• **Task directions**
Write out the data below exactly as given, without any of its pictures.

• **Provided records**

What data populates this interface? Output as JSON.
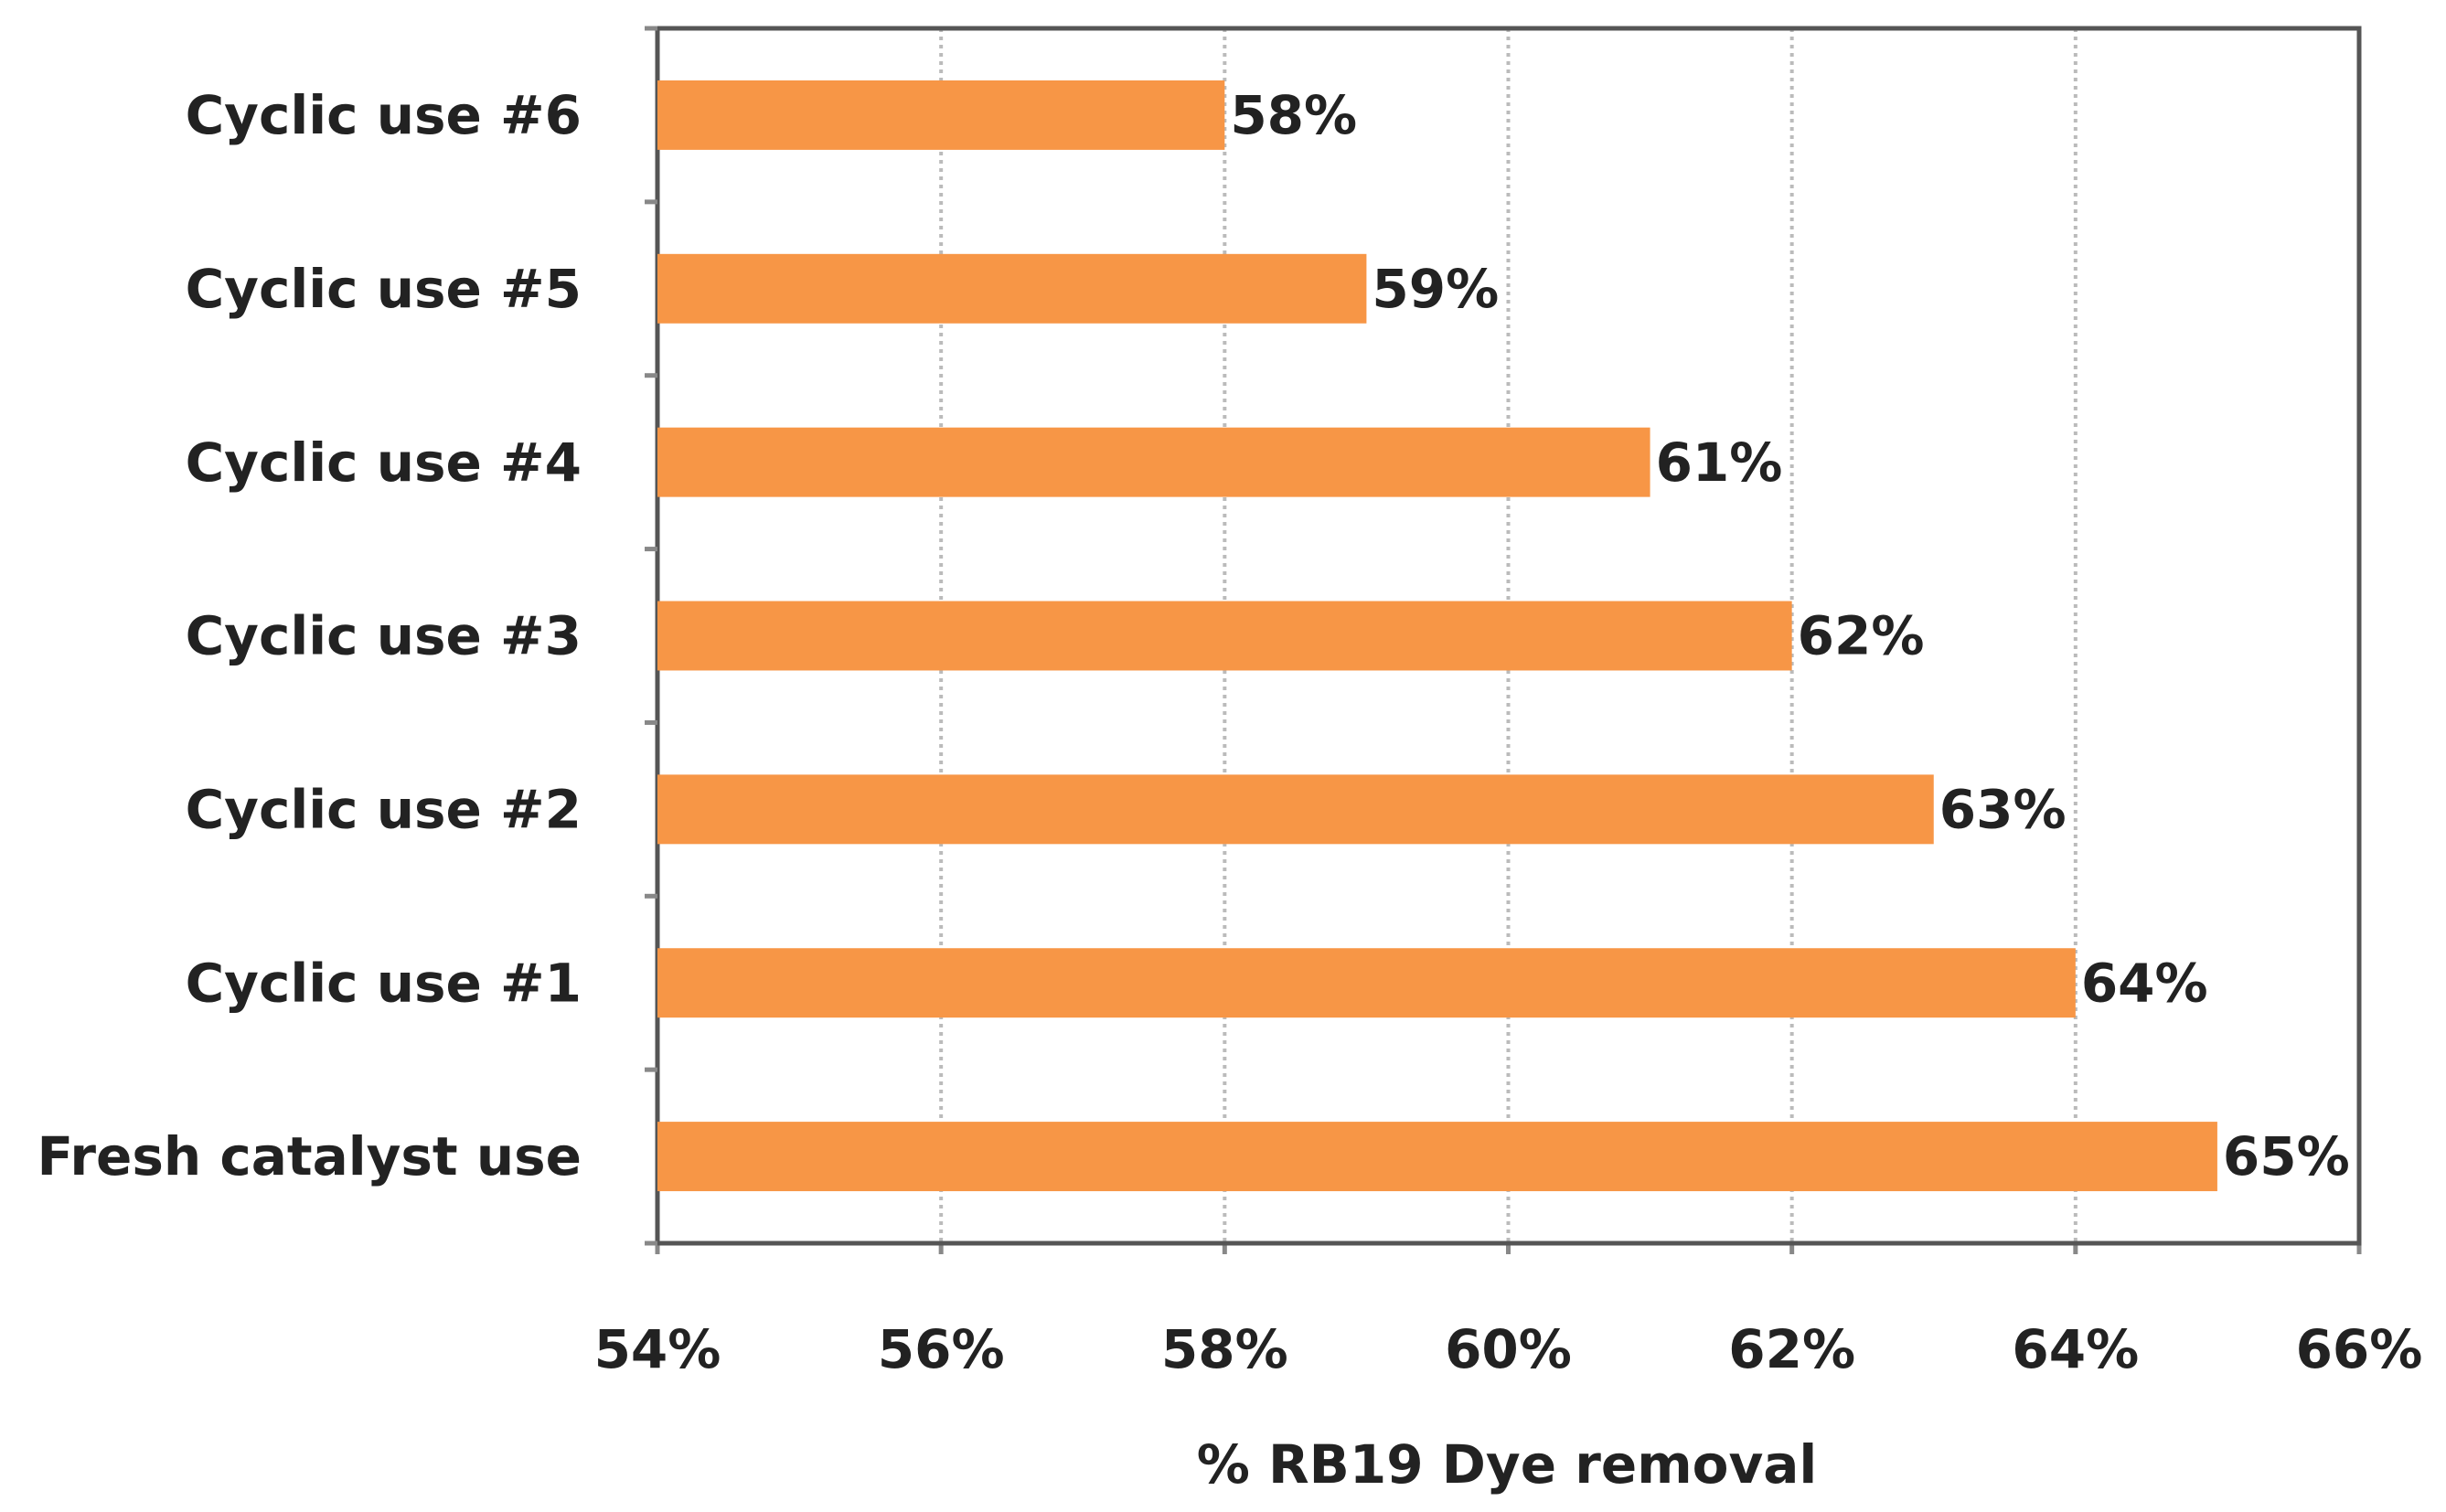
{
  "chart_data": {
    "type": "bar",
    "orientation": "horizontal",
    "x_label": "% RB19 Dye removal",
    "categories": [
      "Cyclic use #6",
      "Cyclic use #5",
      "Cyclic use #4",
      "Cyclic use #3",
      "Cyclic use #2",
      "Cyclic use #1",
      "Fresh catalyst use"
    ],
    "values": [
      58,
      59,
      61,
      62,
      63,
      64,
      65
    ],
    "value_labels": [
      "58%",
      "59%",
      "61%",
      "62%",
      "63%",
      "64%",
      "65%"
    ],
    "color": "#f79646",
    "xlim": [
      54,
      66
    ],
    "xticks": [
      {
        "value": 54,
        "label": "54%"
      },
      {
        "value": 56,
        "label": "56%"
      },
      {
        "value": 58,
        "label": "58%"
      },
      {
        "value": 60,
        "label": "60%"
      },
      {
        "value": 62,
        "label": "62%"
      },
      {
        "value": 64,
        "label": "64%"
      },
      {
        "value": 66,
        "label": "66%"
      }
    ],
    "grid": true
  }
}
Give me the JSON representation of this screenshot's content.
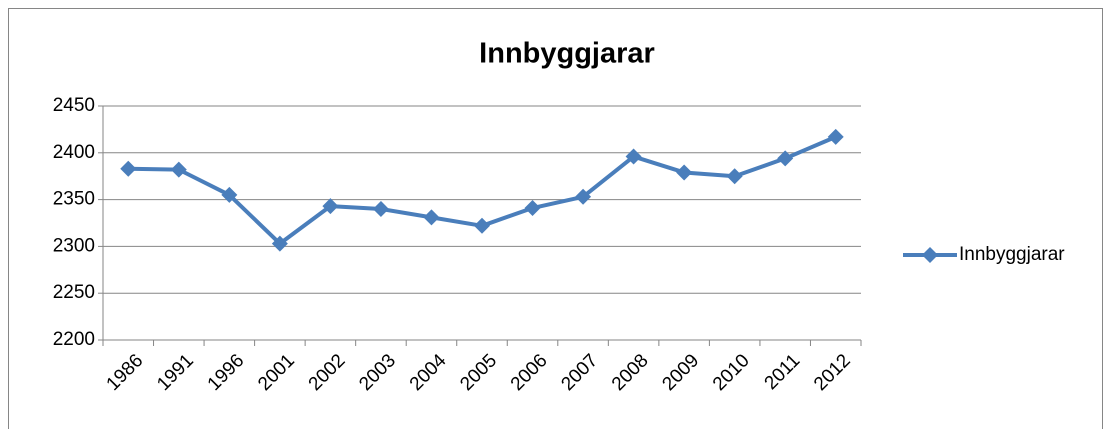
{
  "chart_data": {
    "type": "line",
    "title": "Innbyggjarar",
    "categories": [
      "1986",
      "1991",
      "1996",
      "2001",
      "2002",
      "2003",
      "2004",
      "2005",
      "2006",
      "2007",
      "2008",
      "2009",
      "2010",
      "2011",
      "2012"
    ],
    "series": [
      {
        "name": "Innbyggjarar",
        "color": "#4a7ebb",
        "values": [
          2383,
          2382,
          2355,
          2303,
          2343,
          2340,
          2331,
          2322,
          2341,
          2353,
          2396,
          2379,
          2375,
          2394,
          2417
        ]
      }
    ],
    "ylim": [
      2200,
      2450
    ],
    "yticks": [
      2200,
      2250,
      2300,
      2350,
      2400,
      2450
    ],
    "grid": true,
    "legend": "right"
  }
}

• **Response**
What data populates this interface? Output as JSON.
{
  "chart_data": {
    "type": "bar",
    "orientation": "horizontal",
    "x_label": "% RB19 Dye removal",
    "categories": [
      "Cyclic use #6",
      "Cyclic use #5",
      "Cyclic use #4",
      "Cyclic use #3",
      "Cyclic use #2",
      "Cyclic use #1",
      "Fresh catalyst use"
    ],
    "values": [
      58,
      59,
      61,
      62,
      63,
      64,
      65
    ],
    "value_labels": [
      "58%",
      "59%",
      "61%",
      "62%",
      "63%",
      "64%",
      "65%"
    ],
    "color": "#f79646",
    "xlim": [
      54,
      66
    ],
    "xticks": [
      {
        "value": 54,
        "label": "54%"
      },
      {
        "value": 56,
        "label": "56%"
      },
      {
        "value": 58,
        "label": "58%"
      },
      {
        "value": 60,
        "label": "60%"
      },
      {
        "value": 62,
        "label": "62%"
      },
      {
        "value": 64,
        "label": "64%"
      },
      {
        "value": 66,
        "label": "66%"
      }
    ],
    "grid": true
  }
}
Give me the JSON representation of this screenshot's content.
{
  "chart_data": {
    "type": "line",
    "title": "Innbyggjarar",
    "categories": [
      "1986",
      "1991",
      "1996",
      "2001",
      "2002",
      "2003",
      "2004",
      "2005",
      "2006",
      "2007",
      "2008",
      "2009",
      "2010",
      "2011",
      "2012"
    ],
    "series": [
      {
        "name": "Innbyggjarar",
        "color": "#4a7ebb",
        "values": [
          2383,
          2382,
          2355,
          2303,
          2343,
          2340,
          2331,
          2322,
          2341,
          2353,
          2396,
          2379,
          2375,
          2394,
          2417
        ]
      }
    ],
    "ylim": [
      2200,
      2450
    ],
    "yticks": [
      2200,
      2250,
      2300,
      2350,
      2400,
      2450
    ],
    "grid": true,
    "legend": "right"
  }
}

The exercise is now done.